--- Input data ---

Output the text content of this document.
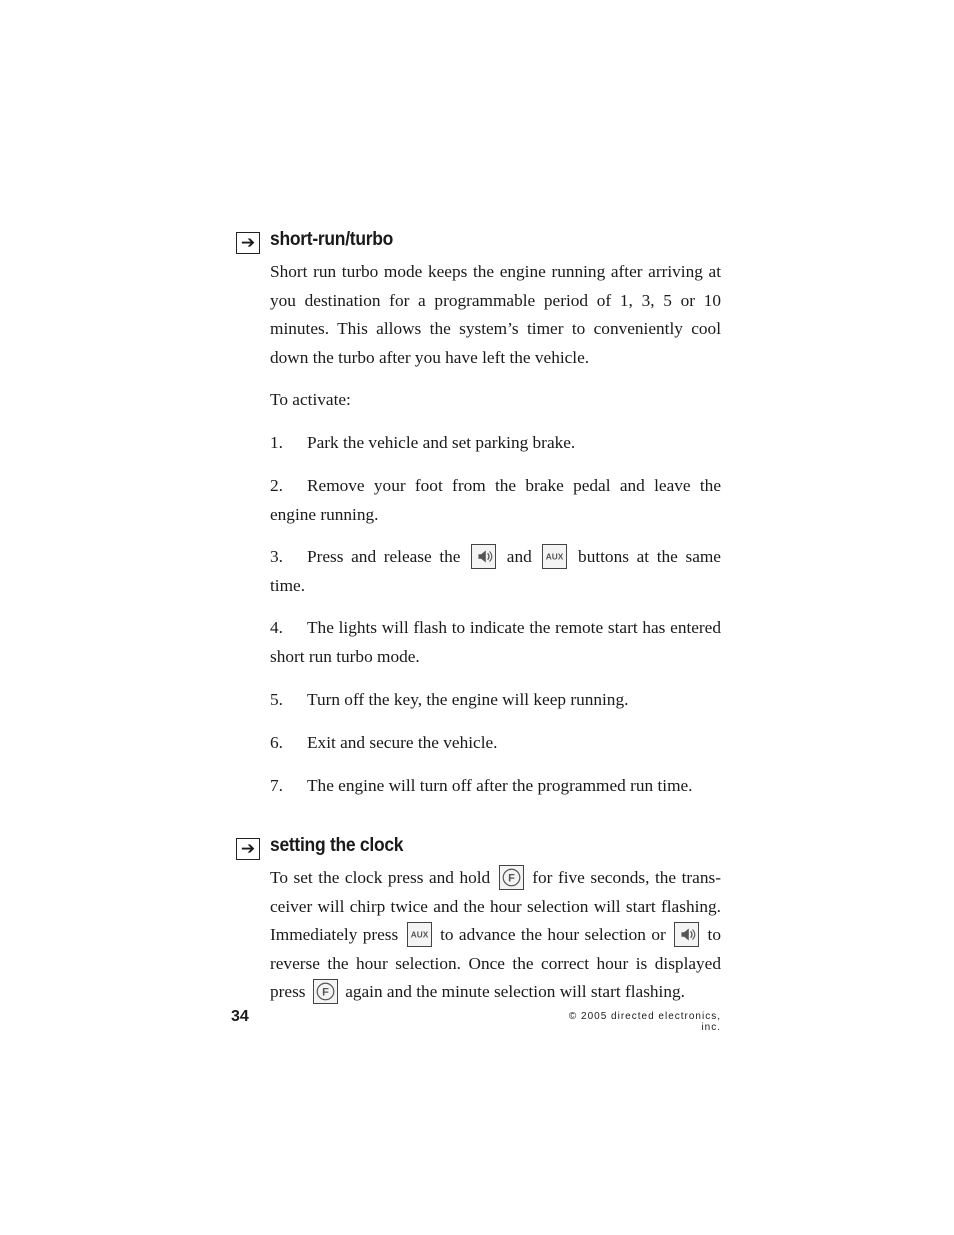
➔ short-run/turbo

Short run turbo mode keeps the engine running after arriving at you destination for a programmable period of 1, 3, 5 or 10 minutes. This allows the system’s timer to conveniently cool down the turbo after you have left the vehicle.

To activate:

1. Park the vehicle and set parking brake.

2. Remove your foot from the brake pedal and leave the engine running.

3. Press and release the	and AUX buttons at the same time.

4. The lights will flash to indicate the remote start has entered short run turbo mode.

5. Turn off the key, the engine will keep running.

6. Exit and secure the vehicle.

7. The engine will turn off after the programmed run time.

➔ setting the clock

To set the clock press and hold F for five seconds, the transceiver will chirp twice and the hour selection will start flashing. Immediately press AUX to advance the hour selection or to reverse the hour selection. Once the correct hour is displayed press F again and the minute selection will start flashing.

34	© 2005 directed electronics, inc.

---

*The problem*. Leave out the pictures and repeat everything else in the records exactly.

*Exercise answer*.
Output the text content of this document.
➔ short-run/turbo

Short run turbo mode keeps the engine running after arriving at you destination for a programmable period of 1, 3, 5 or 10 minutes. This allows the system’s timer to conveniently cool down the turbo after you have left the vehicle.

To activate:

1. Park the vehicle and set parking brake.

2. Remove your foot from the brake pedal and leave the engine running.

3. Press and release the	and AUX buttons at the same time.

4. The lights will flash to indicate the remote start has entered short run turbo mode.

5. Turn off the key, the engine will keep running.

6. Exit and secure the vehicle.

7. The engine will turn off after the programmed run time.

➔ setting the clock

To set the clock press and hold F for five seconds, the transceiver will chirp twice and the hour selection will start flashing. Immediately press AUX to advance the hour selection or to reverse the hour selection. Once the correct hour is displayed press F again and the minute selection will start flashing.

34	© 2005 directed electronics, inc.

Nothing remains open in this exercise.